The opener may carry a strong hint of hyperbole, but it does serve to illuminate one of the more intriguing dynamics driving social entrepreneurship in the MENA region. A long retrenching public sector has left in its wake deteriorating infrastructure, increasingly vulnerable social services, environmental degradation and a restless younger generation. Into the vacuum walked a growing number of mostly young social entrepreneurs whose very purpose is to invest in a career that makes a decent living while addressing a social issue that is at once dear to their heart and critical for the community at large.

Images via Social Enterprise Development in the Middle East
and North Africa report.

But, much like young Arab business entrepreneurs, these social actors, face a wide array of structural impediments and rigid mindsets among governments and traditional investors alike. The end result is a highly attractive “market” but a very challenging investment environment.

Who is the Arab Social Entrepreneur?

WHAT IS BEING ASKED:
Continue the passage on social entrepreneurship in the MENA region from its last line, "Who is the Arab Social Entrepreneur?"

RECORDS SUPPLIED:
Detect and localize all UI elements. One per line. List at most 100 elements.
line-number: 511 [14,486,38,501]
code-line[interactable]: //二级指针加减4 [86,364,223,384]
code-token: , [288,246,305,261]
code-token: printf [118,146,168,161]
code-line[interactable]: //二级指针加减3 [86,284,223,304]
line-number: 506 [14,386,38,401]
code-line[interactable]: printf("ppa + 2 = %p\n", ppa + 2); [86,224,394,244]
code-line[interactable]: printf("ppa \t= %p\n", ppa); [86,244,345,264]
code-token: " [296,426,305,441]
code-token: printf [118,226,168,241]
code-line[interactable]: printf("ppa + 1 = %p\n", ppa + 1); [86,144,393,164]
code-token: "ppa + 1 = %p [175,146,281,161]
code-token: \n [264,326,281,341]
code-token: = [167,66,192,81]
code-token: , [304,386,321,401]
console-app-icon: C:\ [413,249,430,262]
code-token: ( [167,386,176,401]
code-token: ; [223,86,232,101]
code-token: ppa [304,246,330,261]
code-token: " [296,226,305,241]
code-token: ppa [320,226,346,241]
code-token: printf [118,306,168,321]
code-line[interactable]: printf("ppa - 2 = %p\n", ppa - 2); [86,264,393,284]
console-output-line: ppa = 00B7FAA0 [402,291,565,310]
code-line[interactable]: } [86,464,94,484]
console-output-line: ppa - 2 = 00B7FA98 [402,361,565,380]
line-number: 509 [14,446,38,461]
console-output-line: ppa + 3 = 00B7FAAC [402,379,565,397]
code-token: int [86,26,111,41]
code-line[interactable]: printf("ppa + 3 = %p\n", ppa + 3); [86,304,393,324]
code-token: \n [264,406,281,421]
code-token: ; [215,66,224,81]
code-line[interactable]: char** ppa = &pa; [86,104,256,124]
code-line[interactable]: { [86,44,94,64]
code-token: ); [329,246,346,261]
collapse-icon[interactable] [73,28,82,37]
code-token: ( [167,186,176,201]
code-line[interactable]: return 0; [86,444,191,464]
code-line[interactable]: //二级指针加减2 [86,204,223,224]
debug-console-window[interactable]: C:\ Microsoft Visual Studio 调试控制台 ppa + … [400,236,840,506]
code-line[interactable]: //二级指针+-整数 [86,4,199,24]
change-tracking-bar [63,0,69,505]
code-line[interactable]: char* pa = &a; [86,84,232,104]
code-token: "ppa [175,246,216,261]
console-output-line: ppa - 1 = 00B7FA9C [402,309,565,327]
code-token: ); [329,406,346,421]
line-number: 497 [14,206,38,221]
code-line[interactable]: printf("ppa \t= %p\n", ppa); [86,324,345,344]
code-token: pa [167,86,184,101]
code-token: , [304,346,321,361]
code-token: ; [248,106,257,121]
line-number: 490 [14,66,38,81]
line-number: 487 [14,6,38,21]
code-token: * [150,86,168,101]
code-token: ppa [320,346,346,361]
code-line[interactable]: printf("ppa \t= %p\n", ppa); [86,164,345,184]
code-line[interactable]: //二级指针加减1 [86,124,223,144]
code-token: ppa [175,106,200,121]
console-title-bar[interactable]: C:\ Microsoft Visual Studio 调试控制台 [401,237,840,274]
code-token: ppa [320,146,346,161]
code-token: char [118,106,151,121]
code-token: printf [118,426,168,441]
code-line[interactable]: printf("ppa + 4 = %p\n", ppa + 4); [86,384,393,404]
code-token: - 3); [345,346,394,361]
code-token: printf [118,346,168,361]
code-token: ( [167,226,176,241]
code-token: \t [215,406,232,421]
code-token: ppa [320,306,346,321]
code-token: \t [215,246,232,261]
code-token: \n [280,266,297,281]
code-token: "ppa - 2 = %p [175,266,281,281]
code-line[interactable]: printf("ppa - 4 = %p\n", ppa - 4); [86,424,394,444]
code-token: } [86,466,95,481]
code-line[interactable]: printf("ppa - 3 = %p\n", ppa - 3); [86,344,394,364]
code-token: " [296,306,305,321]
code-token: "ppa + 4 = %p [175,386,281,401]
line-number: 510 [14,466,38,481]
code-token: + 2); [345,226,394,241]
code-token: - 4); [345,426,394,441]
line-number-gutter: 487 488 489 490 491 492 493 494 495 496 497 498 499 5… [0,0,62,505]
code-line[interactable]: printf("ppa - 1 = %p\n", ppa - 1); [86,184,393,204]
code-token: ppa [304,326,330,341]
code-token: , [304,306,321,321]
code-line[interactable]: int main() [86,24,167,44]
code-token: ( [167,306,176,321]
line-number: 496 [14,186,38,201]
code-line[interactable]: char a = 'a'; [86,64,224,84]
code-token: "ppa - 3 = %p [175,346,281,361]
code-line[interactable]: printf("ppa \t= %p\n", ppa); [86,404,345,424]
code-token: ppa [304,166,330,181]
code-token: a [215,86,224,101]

YOUR RESPONSE:
Interestingly, the study brings up a conceptual question on the social enterprise itself, essentially asking what the term means, and finds that the jury is still out. Among the 31 interviewed social actors, some embrace the concept of the social enterprise, others hesitate to ring fence it, while still others reject it altogether. Even so, social impact is identified by all to be an innate feature of the social enter­prise.

And while those interviewed turn out to be archetypical examples of the urban and urbane MENA social actor, the field research, which encompassed nine leading regional and international support organizations as well, highlights a glaring weakness in the SE ecosystem: the overwhelming attention garnered by plugged in social entrepreneurs at the expense of those operating in rural and ‘Bottom of the Pyramid’ areas, two locales uniquely susceptible to enterprising endeavors of the social kind.

The way forward

It’s a tricky path. The study finds that while good government relations are essential to a thriving social sector, the latter can also be seen as a competitor to the state, often leading to interference that hinders scale and impact. “We are doing the job of the government, and there are a lot of legal barriers,” said one of the reports’ research subjects working on environmental sustainability in Lebanon. “It is hard to enter a market when politicians are involved; their enterprise is your competition and there are lots of NGOs to compete with.”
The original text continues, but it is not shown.